++++ The records
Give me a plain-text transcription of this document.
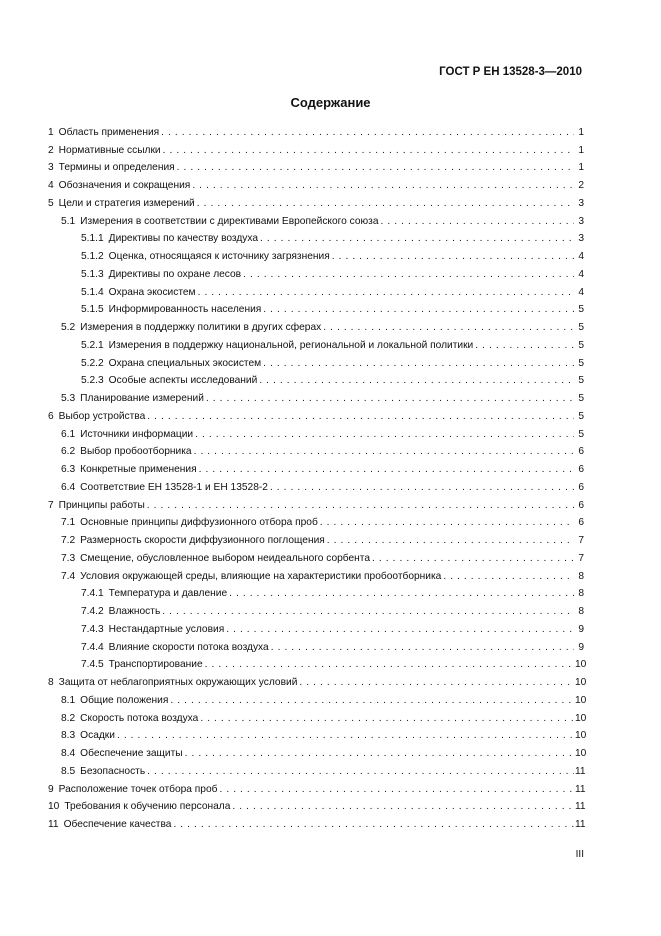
ГОСТ Р ЕН 13528-3—2010
Содержание
1 Область применения . . .	1
2 Нормативные ссылки . . .	1
3 Термины и определения . . .	1
4 Обозначения и сокращения . . .	2
5 Цели и стратегия измерений . . .	3
5.1 Измерения в соответствии с директивами Европейского союза . . .	3
5.1.1 Директивы по качеству воздуха . . .	3
5.1.2 Оценка, относящаяся к источнику загрязнения . . .	4
5.1.3 Директивы по охране лесов . . .	4
5.1.4 Охрана экосистем . . .	4
5.1.5 Информированность населения . . .	5
5.2 Измерения в поддержку политики в других сферах . . .	5
5.2.1 Измерения в поддержку национальной, региональной и локальной политики . . .	5
5.2.2 Охрана специальных экосистем . . .	5
5.2.3 Особые аспекты исследований . . .	5
5.3 Планирование измерений . . .	5
6 Выбор устройства . . .	5
6.1 Источники информации . . .	5
6.2 Выбор пробоотборника . . .	6
6.3 Конкретные применения . . .	6
6.4 Соответствие ЕН 13528-1 и ЕН 13528-2 . . .	6
7 Принципы работы . . .	6
7.1 Основные принципы диффузионного отбора проб . . .	6
7.2 Размерность скорости диффузионного поглощения . . .	7
7.3 Смещение, обусловленное выбором неидеального сорбента . . .	7
7.4 Условия окружающей среды, влияющие на характеристики пробоотборника . . .	8
7.4.1 Температура и давление . . .	8
7.4.2 Влажность . . .	8
7.4.3 Нестандартные условия . . .	9
7.4.4 Влияние скорости потока воздуха . . .	9
7.4.5 Транспортирование . . .	10
8 Защита от неблагоприятных окружающих условий . . .	10
8.1 Общие положения . . .	10
8.2 Скорость потока воздуха . . .	10
8.3 Осадки . . .	10
8.4 Обеспечение защиты . . .	10
8.5 Безопасность . . .	11
9 Расположение точек отбора проб . . .	11
10 Требования к обучению персонала . . .	11
11 Обеспечение качества . . .	11
III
++++++++
### Exercise objective
Print all of the entries word for word. Skip any images they contain.

### Written solution
Give me a plain-text transcription of this document.
ГОСТ Р ЕН 13528-3—2010
Содержание
1 Область применения . . .	1
2 Нормативные ссылки . . .	1
3 Термины и определения . . .	1
4 Обозначения и сокращения . . .	2
5 Цели и стратегия измерений . . .	3
5.1 Измерения в соответствии с директивами Европейского союза . . .	3
5.1.1 Директивы по качеству воздуха . . .	3
5.1.2 Оценка, относящаяся к источнику загрязнения . . .	4
5.1.3 Директивы по охране лесов . . .	4
5.1.4 Охрана экосистем . . .	4
5.1.5 Информированность населения . . .	5
5.2 Измерения в поддержку политики в других сферах . . .	5
5.2.1 Измерения в поддержку национальной, региональной и локальной политики . . .	5
5.2.2 Охрана специальных экосистем . . .	5
5.2.3 Особые аспекты исследований . . .	5
5.3 Планирование измерений . . .	5
6 Выбор устройства . . .	5
6.1 Источники информации . . .	5
6.2 Выбор пробоотборника . . .	6
6.3 Конкретные применения . . .	6
6.4 Соответствие ЕН 13528-1 и ЕН 13528-2 . . .	6
7 Принципы работы . . .	6
7.1 Основные принципы диффузионного отбора проб . . .	6
7.2 Размерность скорости диффузионного поглощения . . .	7
7.3 Смещение, обусловленное выбором неидеального сорбента . . .	7
7.4 Условия окружающей среды, влияющие на характеристики пробоотборника . . .	8
7.4.1 Температура и давление . . .	8
7.4.2 Влажность . . .	8
7.4.3 Нестандартные условия . . .	9
7.4.4 Влияние скорости потока воздуха . . .	9
7.4.5 Транспортирование . . .	10
8 Защита от неблагоприятных окружающих условий . . .	10
8.1 Общие положения . . .	10
8.2 Скорость потока воздуха . . .	10
8.3 Осадки . . .	10
8.4 Обеспечение защиты . . .	10
8.5 Безопасность . . .	11
9 Расположение точек отбора проб . . .	11
10 Требования к обучению персонала . . .	11
11 Обеспечение качества . . .	11
III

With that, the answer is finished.